# Exercise aim:
Could you quote, exactly as they stand, the lines running from the one with "What does this" to the final line of the material?

## Start Supplied records

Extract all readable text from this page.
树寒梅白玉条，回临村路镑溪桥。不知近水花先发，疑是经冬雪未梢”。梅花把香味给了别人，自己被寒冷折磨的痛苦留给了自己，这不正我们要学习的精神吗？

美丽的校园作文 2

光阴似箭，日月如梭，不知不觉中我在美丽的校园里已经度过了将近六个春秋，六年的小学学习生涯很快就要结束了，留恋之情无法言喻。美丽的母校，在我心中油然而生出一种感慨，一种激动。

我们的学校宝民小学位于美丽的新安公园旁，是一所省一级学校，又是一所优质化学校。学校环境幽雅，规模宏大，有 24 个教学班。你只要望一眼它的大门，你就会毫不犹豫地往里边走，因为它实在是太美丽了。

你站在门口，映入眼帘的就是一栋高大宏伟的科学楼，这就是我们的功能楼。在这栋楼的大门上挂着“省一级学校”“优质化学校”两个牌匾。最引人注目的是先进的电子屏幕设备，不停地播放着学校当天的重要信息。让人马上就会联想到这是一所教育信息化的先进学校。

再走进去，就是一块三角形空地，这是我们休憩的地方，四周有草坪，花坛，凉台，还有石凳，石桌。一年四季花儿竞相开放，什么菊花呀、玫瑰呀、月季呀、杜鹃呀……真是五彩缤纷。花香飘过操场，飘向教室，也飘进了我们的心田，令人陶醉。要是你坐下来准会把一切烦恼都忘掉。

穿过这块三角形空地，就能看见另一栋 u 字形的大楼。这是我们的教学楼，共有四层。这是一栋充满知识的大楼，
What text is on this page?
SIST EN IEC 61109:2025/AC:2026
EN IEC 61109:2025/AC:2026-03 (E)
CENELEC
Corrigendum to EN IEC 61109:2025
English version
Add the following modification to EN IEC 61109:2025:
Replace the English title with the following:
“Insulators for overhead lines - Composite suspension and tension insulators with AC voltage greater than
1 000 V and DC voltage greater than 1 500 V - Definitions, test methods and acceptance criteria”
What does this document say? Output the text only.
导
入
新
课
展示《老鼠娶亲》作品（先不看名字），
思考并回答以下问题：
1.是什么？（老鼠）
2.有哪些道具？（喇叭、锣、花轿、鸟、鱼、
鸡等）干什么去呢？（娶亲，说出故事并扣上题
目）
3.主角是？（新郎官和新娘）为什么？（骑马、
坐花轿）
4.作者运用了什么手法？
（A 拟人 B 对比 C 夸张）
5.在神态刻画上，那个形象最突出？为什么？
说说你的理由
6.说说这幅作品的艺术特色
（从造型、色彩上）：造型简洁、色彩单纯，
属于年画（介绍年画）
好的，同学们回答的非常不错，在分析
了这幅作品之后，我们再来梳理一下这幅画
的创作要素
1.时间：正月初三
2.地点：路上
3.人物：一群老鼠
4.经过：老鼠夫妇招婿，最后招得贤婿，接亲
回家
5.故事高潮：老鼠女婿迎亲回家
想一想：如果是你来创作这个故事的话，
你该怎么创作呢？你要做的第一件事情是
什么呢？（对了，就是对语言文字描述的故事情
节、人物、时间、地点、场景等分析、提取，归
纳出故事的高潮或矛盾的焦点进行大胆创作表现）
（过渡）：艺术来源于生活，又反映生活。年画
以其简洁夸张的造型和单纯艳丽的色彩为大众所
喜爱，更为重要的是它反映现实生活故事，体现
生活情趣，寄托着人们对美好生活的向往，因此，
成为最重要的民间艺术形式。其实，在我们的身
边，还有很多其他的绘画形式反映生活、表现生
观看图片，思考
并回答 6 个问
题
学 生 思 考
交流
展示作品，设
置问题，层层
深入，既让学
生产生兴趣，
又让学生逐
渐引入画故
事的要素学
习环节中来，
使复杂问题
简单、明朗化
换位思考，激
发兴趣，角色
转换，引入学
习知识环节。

## End Supplied records

# Full answer:
What does this document say? Output the text only.
导
入
新
课
展示《老鼠娶亲》作品（先不看名字），
思考并回答以下问题：
1.是什么？（老鼠）
2.有哪些道具？（喇叭、锣、花轿、鸟、鱼、
鸡等）干什么去呢？（娶亲，说出故事并扣上题
目）
3.主角是？（新郎官和新娘）为什么？（骑马、
坐花轿）
4.作者运用了什么手法？
（A 拟人 B 对比 C 夸张）
5.在神态刻画上，那个形象最突出？为什么？
说说你的理由
6.说说这幅作品的艺术特色
（从造型、色彩上）：造型简洁、色彩单纯，
属于年画（介绍年画）
好的，同学们回答的非常不错，在分析
了这幅作品之后，我们再来梳理一下这幅画
的创作要素
1.时间：正月初三
2.地点：路上
3.人物：一群老鼠
4.经过：老鼠夫妇招婿，最后招得贤婿，接亲
回家
5.故事高潮：老鼠女婿迎亲回家
想一想：如果是你来创作这个故事的话，
你该怎么创作呢？你要做的第一件事情是
什么呢？（对了，就是对语言文字描述的故事情
节、人物、时间、地点、场景等分析、提取，归
纳出故事的高潮或矛盾的焦点进行大胆创作表现）
（过渡）：艺术来源于生活，又反映生活。年画
以其简洁夸张的造型和单纯艳丽的色彩为大众所
喜爱，更为重要的是它反映现实生活故事，体现
生活情趣，寄托着人们对美好生活的向往，因此，
成为最重要的民间艺术形式。其实，在我们的身
边，还有很多其他的绘画形式反映生活、表现生
观看图片，思考
并回答 6 个问
题
学 生 思 考
交流
展示作品，设
置问题，层层
深入，既让学
生产生兴趣，
又让学生逐
渐引入画故
事的要素学
习环节中来，
使复杂问题
简单、明朗化
换位思考，激
发兴趣，角色
转换，引入学
习知识环节。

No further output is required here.